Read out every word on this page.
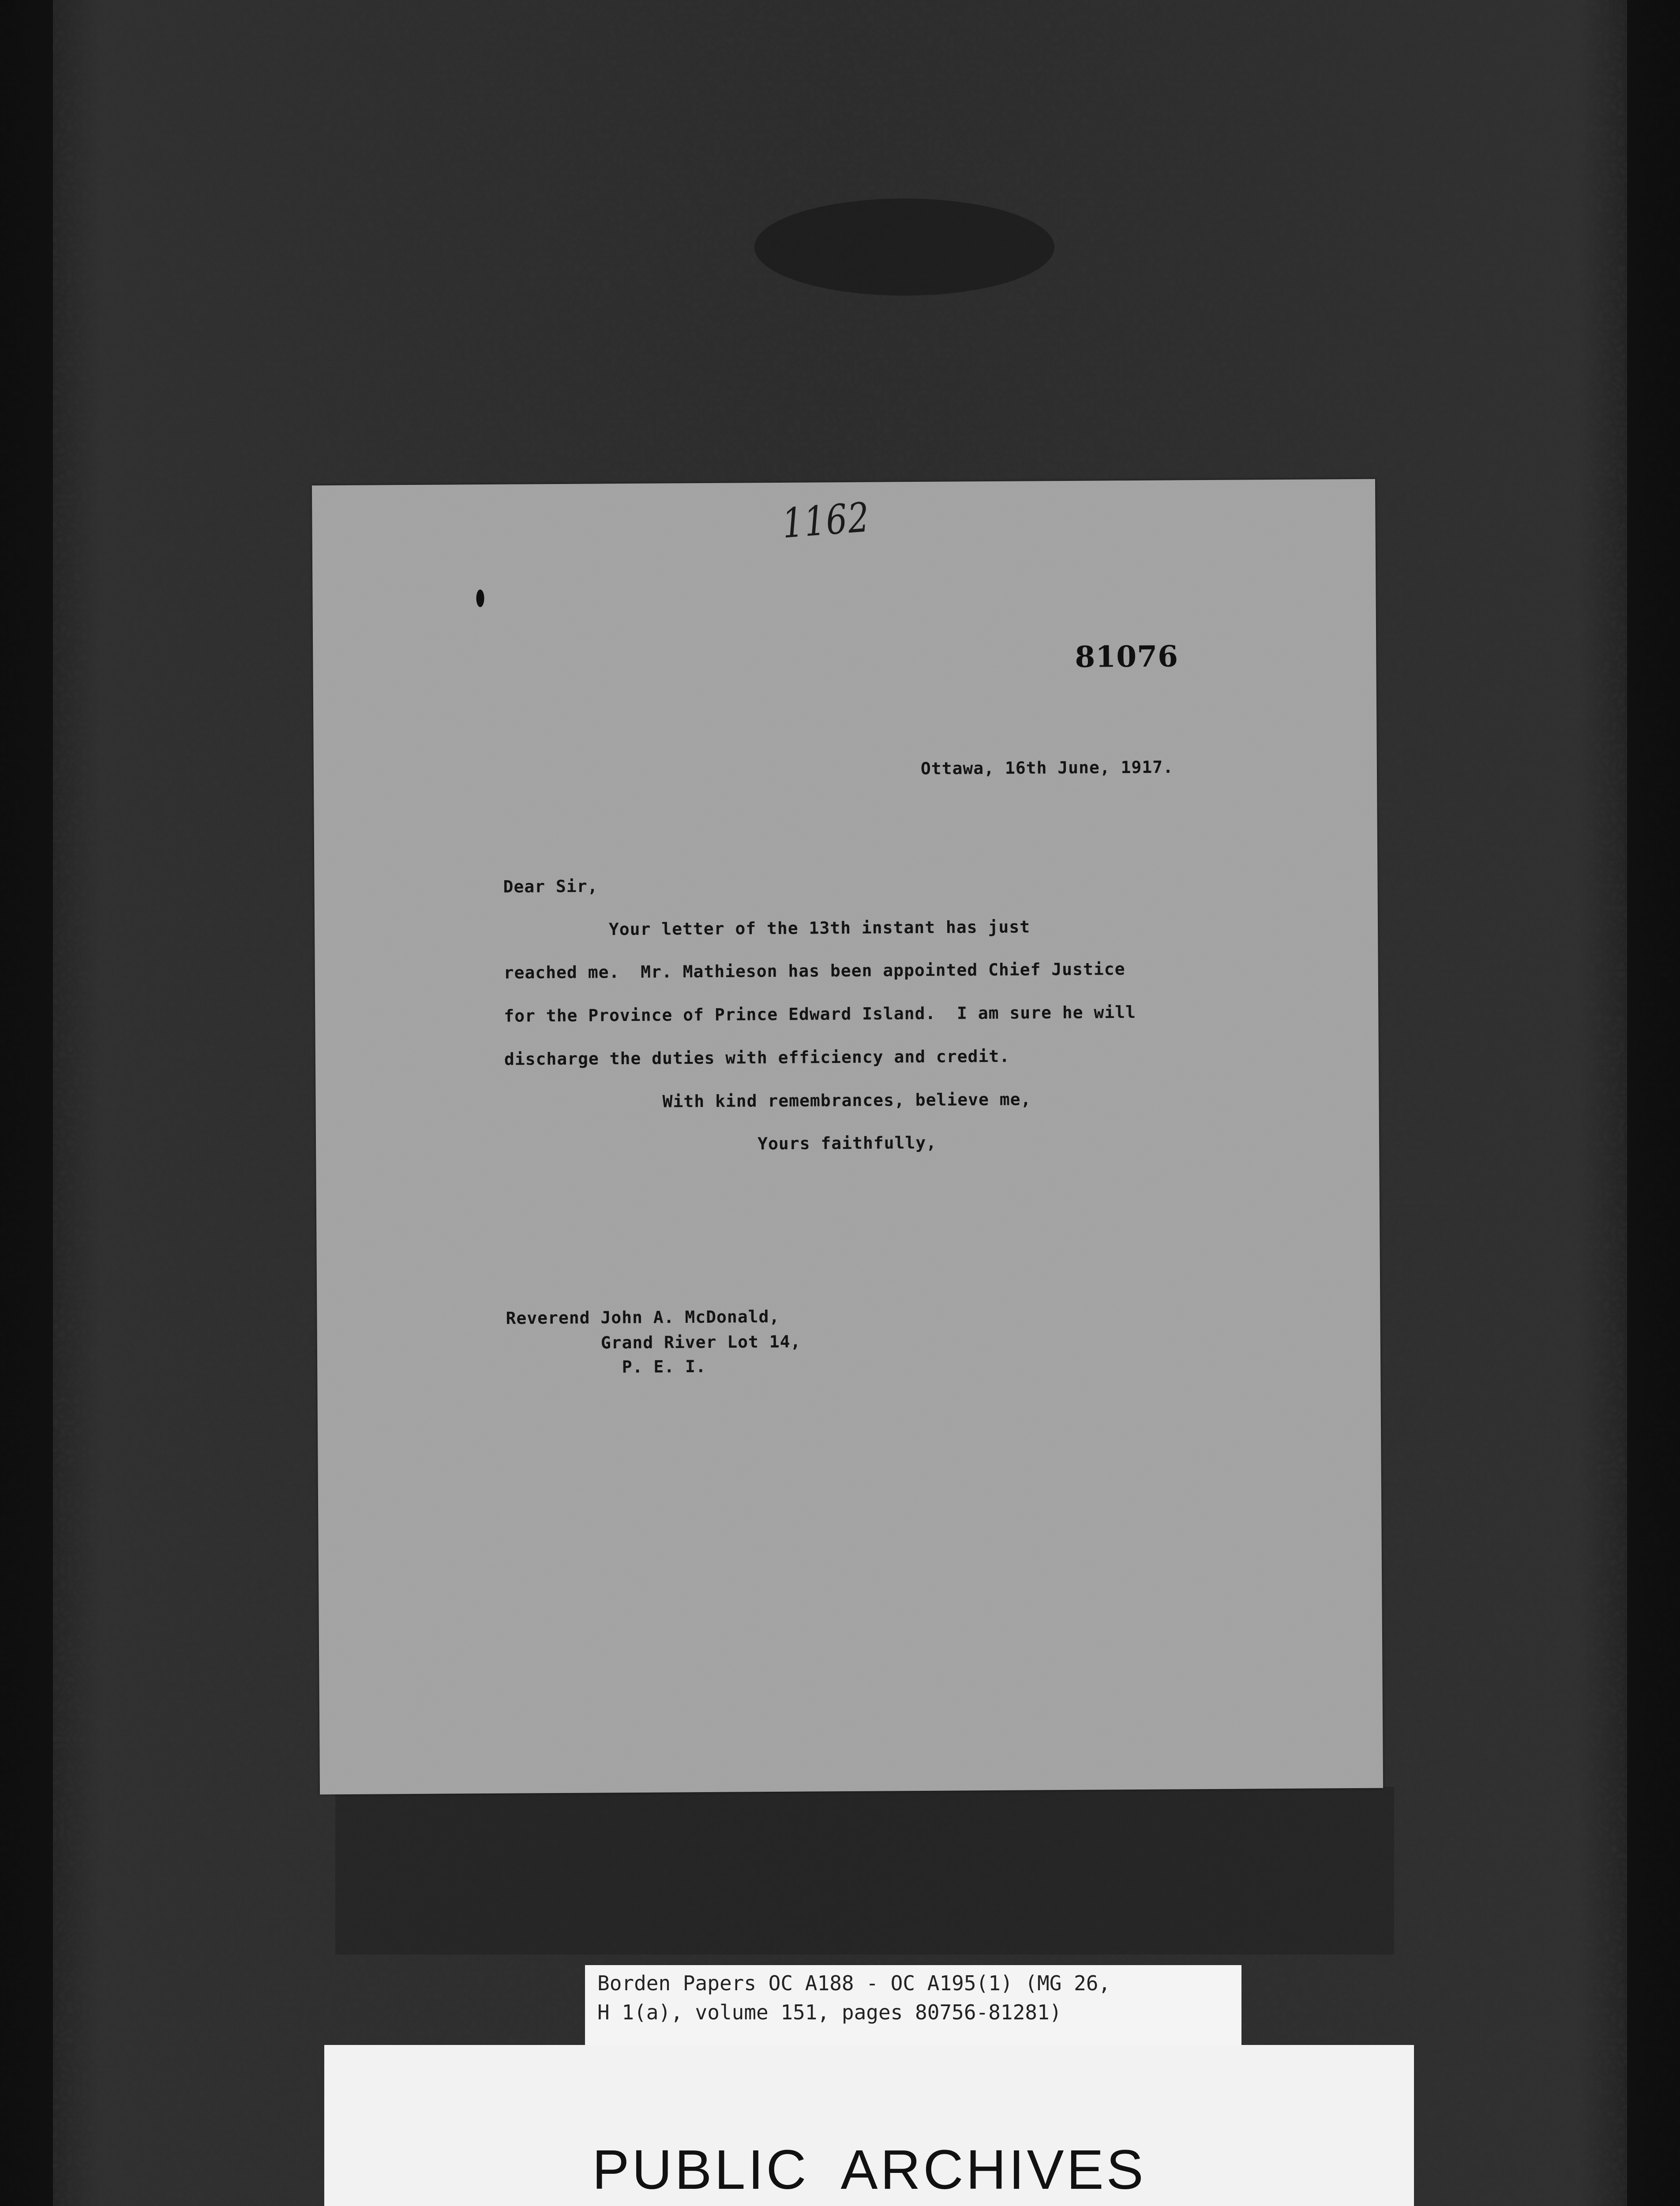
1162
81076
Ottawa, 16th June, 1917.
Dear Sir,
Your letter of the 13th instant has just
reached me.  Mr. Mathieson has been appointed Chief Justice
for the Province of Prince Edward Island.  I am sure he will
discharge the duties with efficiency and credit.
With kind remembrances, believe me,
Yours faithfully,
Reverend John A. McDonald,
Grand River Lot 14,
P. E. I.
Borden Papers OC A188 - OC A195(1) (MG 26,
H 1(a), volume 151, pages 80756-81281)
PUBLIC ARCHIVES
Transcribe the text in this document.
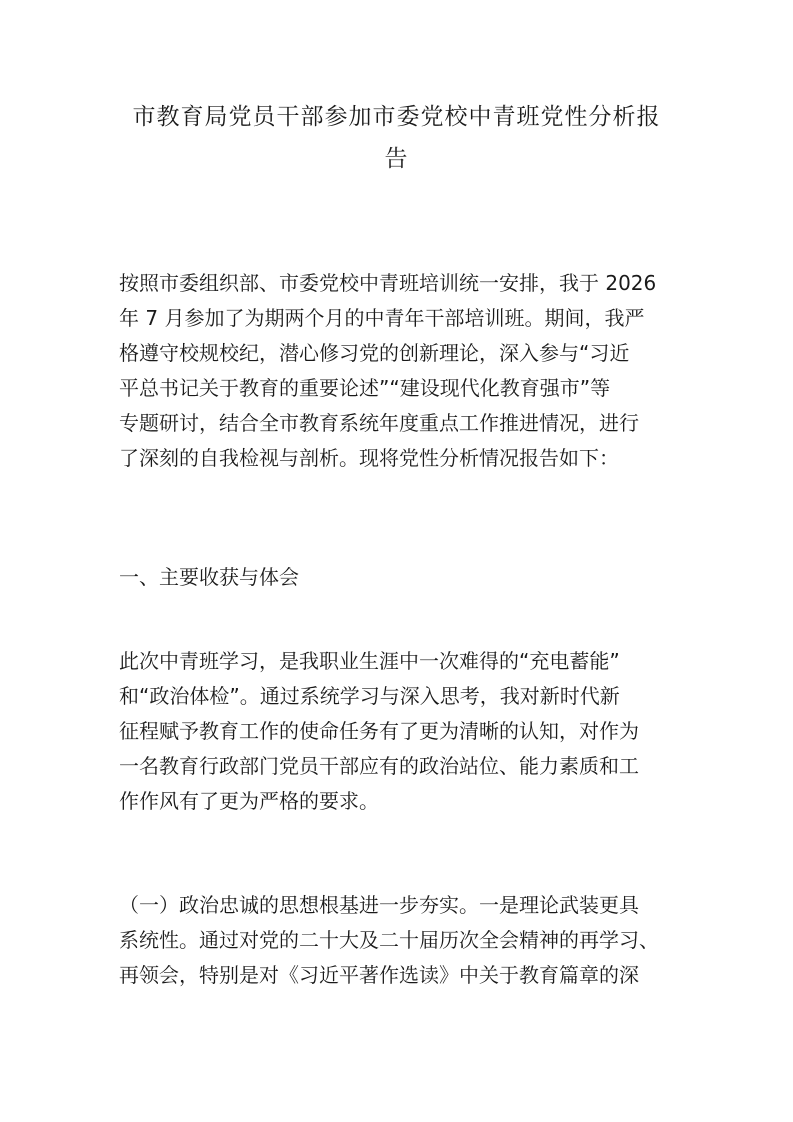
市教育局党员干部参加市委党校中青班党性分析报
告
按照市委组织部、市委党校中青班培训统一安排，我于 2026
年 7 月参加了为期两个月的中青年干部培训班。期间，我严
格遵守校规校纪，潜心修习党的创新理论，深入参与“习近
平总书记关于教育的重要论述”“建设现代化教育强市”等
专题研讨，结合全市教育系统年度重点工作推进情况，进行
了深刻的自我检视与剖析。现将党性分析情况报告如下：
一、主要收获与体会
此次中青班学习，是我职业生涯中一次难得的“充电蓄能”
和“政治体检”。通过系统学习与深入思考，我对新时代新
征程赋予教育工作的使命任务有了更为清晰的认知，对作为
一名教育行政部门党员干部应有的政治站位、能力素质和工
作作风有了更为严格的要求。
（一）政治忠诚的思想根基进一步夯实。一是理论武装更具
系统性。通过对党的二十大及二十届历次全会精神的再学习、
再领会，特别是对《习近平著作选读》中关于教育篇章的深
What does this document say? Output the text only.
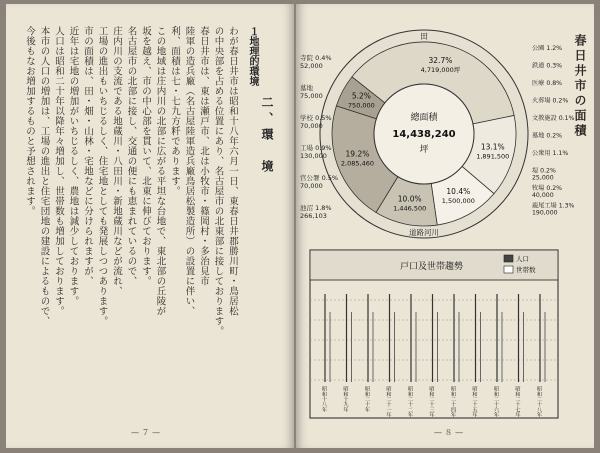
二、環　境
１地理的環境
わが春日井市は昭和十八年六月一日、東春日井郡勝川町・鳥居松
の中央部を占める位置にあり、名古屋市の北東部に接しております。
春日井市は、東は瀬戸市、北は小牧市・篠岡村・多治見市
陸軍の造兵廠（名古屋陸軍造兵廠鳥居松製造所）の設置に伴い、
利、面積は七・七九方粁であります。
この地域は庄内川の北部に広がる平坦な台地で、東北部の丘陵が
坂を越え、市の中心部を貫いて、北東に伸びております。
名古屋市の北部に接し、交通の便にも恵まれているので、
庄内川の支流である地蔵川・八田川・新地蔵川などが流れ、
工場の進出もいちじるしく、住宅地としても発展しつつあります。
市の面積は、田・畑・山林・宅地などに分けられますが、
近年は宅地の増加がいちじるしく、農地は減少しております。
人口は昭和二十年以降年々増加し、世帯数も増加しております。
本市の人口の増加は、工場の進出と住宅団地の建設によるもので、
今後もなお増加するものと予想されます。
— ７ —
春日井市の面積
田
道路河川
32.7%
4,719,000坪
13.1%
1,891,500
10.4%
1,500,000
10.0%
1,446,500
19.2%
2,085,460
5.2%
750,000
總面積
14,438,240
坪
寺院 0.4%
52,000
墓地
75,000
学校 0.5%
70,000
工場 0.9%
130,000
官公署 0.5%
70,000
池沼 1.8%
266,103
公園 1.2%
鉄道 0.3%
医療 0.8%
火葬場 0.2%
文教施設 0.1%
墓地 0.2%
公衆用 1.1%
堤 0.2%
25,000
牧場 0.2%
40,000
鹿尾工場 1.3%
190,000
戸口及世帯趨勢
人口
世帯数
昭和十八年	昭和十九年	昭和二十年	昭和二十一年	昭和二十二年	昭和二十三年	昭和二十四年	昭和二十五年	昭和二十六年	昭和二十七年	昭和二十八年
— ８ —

◇ ◇ ◇ ◇ ◇ ◇ ◇

Count how many lines contain "text" and give only that count.

Solution to the exercise: 2